* The task *
Find all lines in the records that include the word "отношении", and copy them out.

## Begin Exercise data

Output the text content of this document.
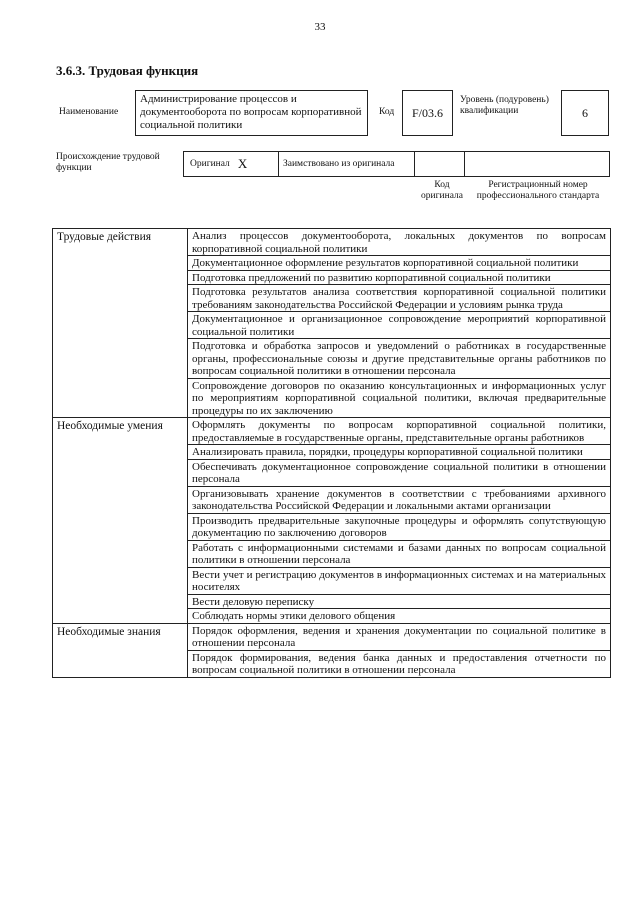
33
3.6.3. Трудовая функция
Наименование
Администрирование процессов и документооборота по вопросам корпоративной социальной политики
Код F/03.6
Уровень (подуровень) квалификации	6
Происхождение трудовой функции	Оригинал X	Заимствовано из оригинала
Код оригинала
Регистрационный номер профессионального стандарта
Трудовые действия	Анализ процессов документооборота, локальных документов по вопросам корпоративной социальной политики
	Документационное оформление результатов корпоративной социальной политики
	Подготовка предложений по развитию корпоративной социальной политики
	Подготовка результатов анализа соответствия корпоративной социальной политики требованиям законодательства Российской Федерации и условиям рынка труда
	Документационное и организационное сопровождение мероприятий корпоративной социальной политики
	Подготовка и обработка запросов и уведомлений о работниках в государственные органы, профессиональные союзы и другие представительные органы работников по вопросам социальной политики в отношении персонала
	Сопровождение договоров по оказанию консультационных и информационных услуг по мероприятиям корпоративной социальной политики, включая предварительные процедуры по их заключению
Необходимые умения	Оформлять документы по вопросам корпоративной социальной политики, предоставляемые в государственные органы, представительные органы работников
	Анализировать правила, порядки, процедуры корпоративной социальной политики
	Обеспечивать документационное сопровождение социальной политики в отношении персонала
	Организовывать хранение документов в соответствии с требованиями архивного законодательства Российской Федерации и локальными актами организации
	Производить предварительные закупочные процедуры и оформлять сопутствующую документацию по заключению договоров
	Работать с информационными системами и базами данных по вопросам социальной политики в отношении персонала
	Вести учет и регистрацию документов в информационных системах и на материальных носителях
	Вести деловую переписку
	Соблюдать нормы этики делового общения
Необходимые знания	Порядок оформления, ведения и хранения документации по социальной политике в отношении персонала
	Порядок формирования, ведения банка данных и предоставления отчетности по вопросам социальной политики в отношении персонала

## End Exercise data

* Output for this task *
	Подготовка и обработка запросов и уведомлений о работниках в государственные органы, профессиональные союзы и другие представительные органы работников по вопросам социальной политики в отношении персонала
	Обеспечивать документационное сопровождение социальной политики в отношении персонала
	Работать с информационными системами и базами данных по вопросам социальной политики в отношении персонала
Необходимые знания	Порядок оформления, ведения и хранения документации по социальной политике в отношении персонала
	Порядок формирования, ведения банка данных и предоставления отчетности по вопросам социальной политики в отношении персонала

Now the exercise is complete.